**Exercise description:**
Among the records that follow, count the lines with the string "изменении"; report only that count.

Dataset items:
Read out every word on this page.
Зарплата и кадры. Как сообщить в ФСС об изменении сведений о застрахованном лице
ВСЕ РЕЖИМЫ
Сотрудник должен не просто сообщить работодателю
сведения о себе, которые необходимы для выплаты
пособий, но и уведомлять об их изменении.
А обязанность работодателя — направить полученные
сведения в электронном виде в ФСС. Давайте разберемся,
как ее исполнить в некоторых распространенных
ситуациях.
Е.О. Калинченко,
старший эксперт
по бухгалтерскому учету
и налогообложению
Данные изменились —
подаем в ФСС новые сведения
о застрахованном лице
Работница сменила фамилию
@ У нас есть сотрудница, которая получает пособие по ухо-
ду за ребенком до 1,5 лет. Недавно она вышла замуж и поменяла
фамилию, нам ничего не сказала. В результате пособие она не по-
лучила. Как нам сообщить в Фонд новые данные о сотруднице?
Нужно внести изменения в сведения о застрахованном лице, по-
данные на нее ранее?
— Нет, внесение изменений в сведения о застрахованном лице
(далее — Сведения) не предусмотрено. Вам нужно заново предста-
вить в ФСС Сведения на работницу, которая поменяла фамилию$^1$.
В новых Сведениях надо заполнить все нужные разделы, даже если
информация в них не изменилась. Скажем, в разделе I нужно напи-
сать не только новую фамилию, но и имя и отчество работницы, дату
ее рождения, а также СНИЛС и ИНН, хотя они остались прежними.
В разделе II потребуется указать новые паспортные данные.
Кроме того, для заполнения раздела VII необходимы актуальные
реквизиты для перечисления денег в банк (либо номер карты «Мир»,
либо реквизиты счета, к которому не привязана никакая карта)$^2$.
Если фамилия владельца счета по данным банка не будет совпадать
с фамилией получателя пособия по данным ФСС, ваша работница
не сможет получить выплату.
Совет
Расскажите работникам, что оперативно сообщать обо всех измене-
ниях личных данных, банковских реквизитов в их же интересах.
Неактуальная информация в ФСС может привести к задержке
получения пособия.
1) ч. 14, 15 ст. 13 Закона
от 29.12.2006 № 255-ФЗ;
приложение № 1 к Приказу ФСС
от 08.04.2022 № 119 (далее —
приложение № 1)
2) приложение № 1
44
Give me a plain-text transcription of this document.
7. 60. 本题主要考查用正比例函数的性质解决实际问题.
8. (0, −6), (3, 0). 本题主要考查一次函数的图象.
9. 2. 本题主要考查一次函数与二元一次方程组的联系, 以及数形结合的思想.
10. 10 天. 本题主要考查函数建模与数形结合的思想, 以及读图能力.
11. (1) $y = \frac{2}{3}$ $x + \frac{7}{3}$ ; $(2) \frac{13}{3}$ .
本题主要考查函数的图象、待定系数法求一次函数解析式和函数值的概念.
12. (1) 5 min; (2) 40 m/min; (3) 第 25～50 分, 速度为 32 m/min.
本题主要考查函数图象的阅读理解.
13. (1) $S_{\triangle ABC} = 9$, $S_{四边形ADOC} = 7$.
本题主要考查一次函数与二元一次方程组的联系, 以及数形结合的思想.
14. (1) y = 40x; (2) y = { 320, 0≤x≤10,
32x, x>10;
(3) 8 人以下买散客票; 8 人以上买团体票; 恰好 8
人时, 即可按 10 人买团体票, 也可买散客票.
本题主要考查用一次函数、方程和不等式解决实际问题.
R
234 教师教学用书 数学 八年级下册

**Task result:**
2